## BEGIN DATA
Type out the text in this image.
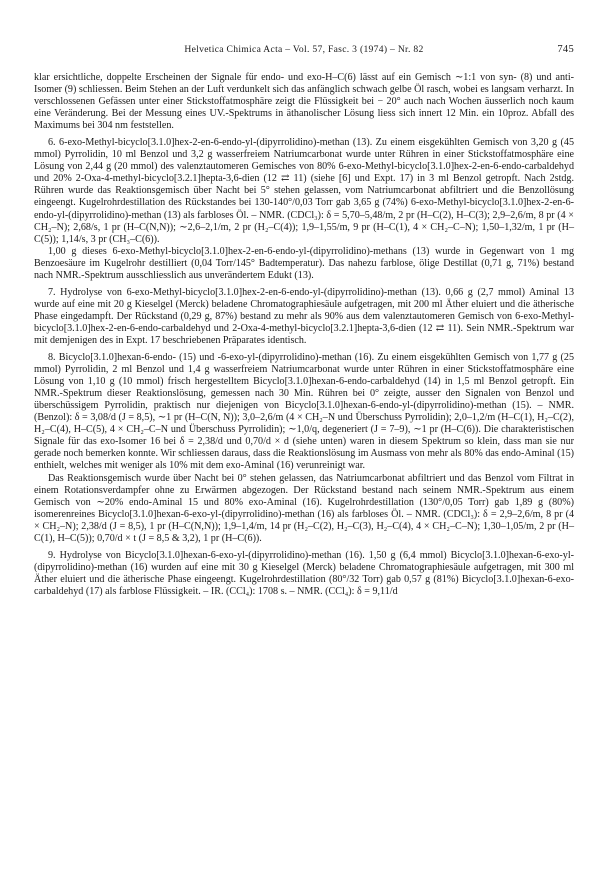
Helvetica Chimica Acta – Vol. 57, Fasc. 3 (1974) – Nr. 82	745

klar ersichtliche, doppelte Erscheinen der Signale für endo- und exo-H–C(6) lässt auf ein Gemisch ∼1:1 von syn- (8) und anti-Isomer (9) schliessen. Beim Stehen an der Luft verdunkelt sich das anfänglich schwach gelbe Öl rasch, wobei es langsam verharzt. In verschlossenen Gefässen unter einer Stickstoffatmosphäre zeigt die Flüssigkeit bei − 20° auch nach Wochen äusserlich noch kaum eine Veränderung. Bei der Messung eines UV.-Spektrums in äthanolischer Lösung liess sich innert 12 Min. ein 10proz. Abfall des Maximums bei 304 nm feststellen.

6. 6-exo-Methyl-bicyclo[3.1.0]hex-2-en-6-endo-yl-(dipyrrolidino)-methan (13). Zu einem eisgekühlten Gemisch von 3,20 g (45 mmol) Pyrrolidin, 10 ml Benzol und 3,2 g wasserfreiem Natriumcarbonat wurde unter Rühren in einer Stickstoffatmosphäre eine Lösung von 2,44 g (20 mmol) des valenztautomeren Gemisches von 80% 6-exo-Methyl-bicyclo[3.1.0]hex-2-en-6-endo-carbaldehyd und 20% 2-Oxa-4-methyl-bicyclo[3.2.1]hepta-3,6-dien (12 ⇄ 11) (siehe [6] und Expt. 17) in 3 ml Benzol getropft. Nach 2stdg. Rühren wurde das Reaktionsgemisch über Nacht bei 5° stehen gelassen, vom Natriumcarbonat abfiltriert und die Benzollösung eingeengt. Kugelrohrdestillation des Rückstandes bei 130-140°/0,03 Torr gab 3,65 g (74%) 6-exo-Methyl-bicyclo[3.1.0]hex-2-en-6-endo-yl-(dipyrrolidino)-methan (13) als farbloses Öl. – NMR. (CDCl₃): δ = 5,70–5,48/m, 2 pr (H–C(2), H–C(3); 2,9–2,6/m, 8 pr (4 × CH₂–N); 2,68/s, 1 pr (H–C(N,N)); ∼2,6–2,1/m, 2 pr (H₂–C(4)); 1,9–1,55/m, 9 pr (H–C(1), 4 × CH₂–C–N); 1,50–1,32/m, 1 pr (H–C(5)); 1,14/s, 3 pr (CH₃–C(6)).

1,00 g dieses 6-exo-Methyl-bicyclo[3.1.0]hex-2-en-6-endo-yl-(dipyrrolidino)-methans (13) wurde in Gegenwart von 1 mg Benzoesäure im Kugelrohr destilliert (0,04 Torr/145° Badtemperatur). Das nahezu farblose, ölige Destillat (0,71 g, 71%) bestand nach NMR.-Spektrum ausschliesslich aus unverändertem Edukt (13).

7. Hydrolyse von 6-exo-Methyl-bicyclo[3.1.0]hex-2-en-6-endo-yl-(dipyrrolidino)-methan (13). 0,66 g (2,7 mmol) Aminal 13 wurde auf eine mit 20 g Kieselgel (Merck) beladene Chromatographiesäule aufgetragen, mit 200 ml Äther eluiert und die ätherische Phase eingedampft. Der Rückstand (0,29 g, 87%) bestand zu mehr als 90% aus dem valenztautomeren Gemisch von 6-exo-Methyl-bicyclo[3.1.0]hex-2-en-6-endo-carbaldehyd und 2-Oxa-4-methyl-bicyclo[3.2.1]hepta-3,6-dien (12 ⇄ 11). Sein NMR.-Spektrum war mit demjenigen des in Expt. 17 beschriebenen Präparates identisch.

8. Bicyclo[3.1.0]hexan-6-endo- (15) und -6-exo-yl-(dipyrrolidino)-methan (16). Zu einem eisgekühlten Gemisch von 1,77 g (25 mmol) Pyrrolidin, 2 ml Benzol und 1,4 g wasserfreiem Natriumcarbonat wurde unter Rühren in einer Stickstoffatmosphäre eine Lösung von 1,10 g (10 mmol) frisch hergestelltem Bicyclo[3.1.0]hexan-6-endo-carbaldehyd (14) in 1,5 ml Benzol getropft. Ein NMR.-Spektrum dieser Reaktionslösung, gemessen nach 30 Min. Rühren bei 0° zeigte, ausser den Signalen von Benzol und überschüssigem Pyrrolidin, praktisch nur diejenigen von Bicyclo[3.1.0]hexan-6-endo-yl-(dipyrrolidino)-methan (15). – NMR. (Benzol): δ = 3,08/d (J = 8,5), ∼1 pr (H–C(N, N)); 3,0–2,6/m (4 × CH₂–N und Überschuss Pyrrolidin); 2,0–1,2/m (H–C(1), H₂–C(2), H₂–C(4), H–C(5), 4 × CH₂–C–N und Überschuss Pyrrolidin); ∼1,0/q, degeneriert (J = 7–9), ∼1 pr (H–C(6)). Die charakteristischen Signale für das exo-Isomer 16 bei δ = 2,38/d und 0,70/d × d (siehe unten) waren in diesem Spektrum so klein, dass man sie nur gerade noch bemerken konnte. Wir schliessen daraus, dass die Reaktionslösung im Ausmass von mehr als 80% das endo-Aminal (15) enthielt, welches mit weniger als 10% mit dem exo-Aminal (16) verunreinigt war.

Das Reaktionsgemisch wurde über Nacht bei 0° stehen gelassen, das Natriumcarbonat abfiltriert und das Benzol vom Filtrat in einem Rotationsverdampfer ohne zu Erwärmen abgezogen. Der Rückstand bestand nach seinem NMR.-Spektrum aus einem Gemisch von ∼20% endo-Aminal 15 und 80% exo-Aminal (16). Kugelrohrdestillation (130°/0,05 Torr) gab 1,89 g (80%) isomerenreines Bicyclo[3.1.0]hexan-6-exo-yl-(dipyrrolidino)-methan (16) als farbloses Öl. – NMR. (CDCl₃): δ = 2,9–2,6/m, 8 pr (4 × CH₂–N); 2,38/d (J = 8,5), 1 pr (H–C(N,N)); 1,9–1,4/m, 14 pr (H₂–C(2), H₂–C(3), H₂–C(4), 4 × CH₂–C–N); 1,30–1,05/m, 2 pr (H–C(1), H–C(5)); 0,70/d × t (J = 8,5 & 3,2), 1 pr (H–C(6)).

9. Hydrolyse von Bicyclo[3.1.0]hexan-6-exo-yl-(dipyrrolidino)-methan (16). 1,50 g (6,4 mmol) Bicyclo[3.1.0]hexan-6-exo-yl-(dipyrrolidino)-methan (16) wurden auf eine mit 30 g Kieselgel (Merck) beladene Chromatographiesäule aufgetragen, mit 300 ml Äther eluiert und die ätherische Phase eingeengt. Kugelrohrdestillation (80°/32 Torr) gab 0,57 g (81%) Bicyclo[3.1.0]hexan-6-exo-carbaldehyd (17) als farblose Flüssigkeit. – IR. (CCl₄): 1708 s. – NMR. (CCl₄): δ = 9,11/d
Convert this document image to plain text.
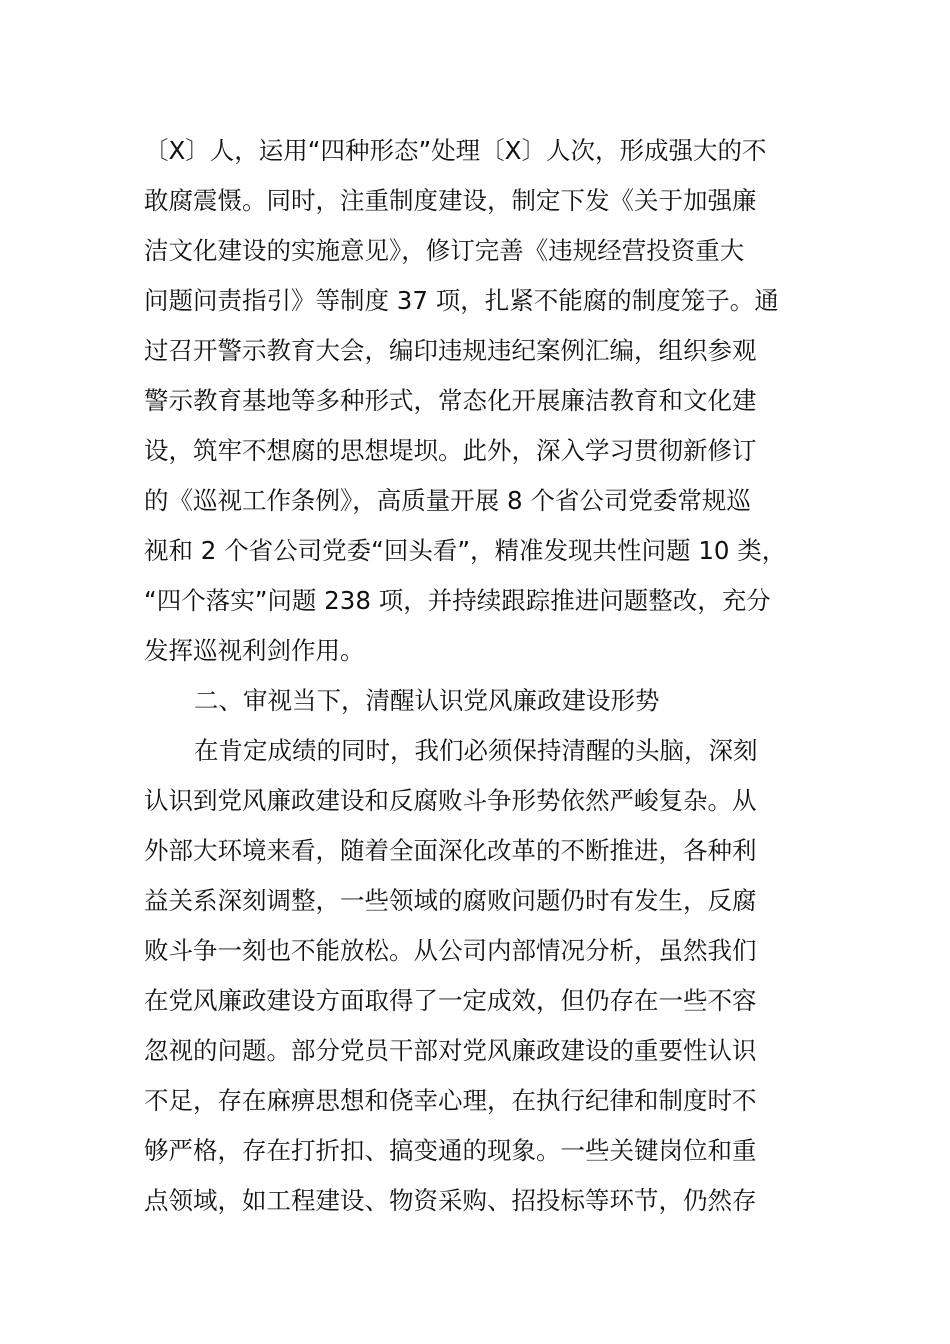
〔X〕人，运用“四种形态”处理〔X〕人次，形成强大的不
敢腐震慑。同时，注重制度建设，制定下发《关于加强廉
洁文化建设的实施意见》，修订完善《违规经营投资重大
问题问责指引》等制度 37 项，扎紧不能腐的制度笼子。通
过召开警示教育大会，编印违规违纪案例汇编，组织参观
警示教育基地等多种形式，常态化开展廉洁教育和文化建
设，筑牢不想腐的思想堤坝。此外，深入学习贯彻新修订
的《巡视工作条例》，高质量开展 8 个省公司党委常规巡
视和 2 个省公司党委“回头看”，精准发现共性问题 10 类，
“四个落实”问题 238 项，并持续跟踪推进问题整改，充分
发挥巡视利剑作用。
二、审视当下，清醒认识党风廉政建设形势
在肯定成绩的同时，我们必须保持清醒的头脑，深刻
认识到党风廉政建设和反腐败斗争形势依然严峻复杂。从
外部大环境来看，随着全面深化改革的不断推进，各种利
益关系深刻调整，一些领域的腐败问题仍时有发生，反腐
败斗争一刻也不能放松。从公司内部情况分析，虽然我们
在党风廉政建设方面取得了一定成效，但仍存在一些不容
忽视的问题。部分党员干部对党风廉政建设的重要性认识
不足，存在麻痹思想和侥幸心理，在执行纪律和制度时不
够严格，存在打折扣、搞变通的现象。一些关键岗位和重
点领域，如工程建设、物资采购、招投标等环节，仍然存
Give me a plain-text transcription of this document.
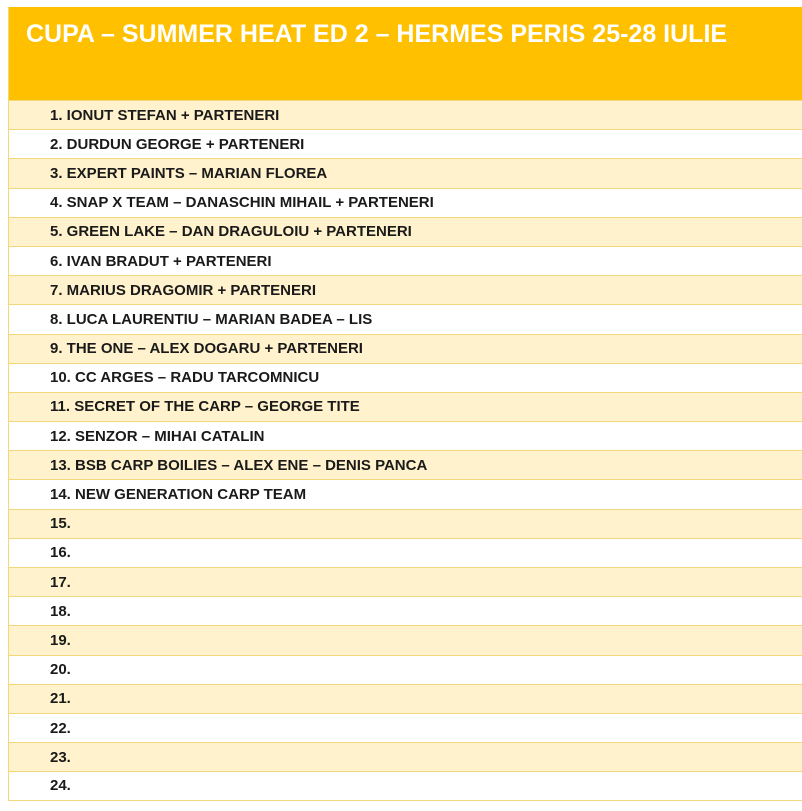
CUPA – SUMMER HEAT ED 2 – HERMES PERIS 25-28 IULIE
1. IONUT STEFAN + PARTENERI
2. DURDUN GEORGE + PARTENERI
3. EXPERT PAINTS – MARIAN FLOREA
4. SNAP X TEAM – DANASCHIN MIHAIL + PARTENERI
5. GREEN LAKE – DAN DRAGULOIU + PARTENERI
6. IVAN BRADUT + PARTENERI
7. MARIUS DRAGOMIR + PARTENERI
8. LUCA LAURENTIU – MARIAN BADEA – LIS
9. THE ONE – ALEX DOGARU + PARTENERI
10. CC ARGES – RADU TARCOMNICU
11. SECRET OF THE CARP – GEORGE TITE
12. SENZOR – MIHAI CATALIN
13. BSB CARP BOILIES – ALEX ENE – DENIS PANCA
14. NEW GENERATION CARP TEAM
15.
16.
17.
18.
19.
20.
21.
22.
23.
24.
## END DATA
Your task is to quote exactly the lines from the one with "Give me a plain-text" through the end of the material, both included, without reproducing any pictures.

- _SOLUTION BELOW_:
Give me a plain-text transcription of this document.
CUPA – SUMMER HEAT ED 2 – HERMES PERIS 25-28 IULIE
1. IONUT STEFAN + PARTENERI
2. DURDUN GEORGE + PARTENERI
3. EXPERT PAINTS – MARIAN FLOREA
4. SNAP X TEAM – DANASCHIN MIHAIL + PARTENERI
5. GREEN LAKE – DAN DRAGULOIU + PARTENERI
6. IVAN BRADUT + PARTENERI
7. MARIUS DRAGOMIR + PARTENERI
8. LUCA LAURENTIU – MARIAN BADEA – LIS
9. THE ONE – ALEX DOGARU + PARTENERI
10. CC ARGES – RADU TARCOMNICU
11. SECRET OF THE CARP – GEORGE TITE
12. SENZOR – MIHAI CATALIN
13. BSB CARP BOILIES – ALEX ENE – DENIS PANCA
14. NEW GENERATION CARP TEAM
15.
16.
17.
18.
19.
20.
21.
22.
23.
24.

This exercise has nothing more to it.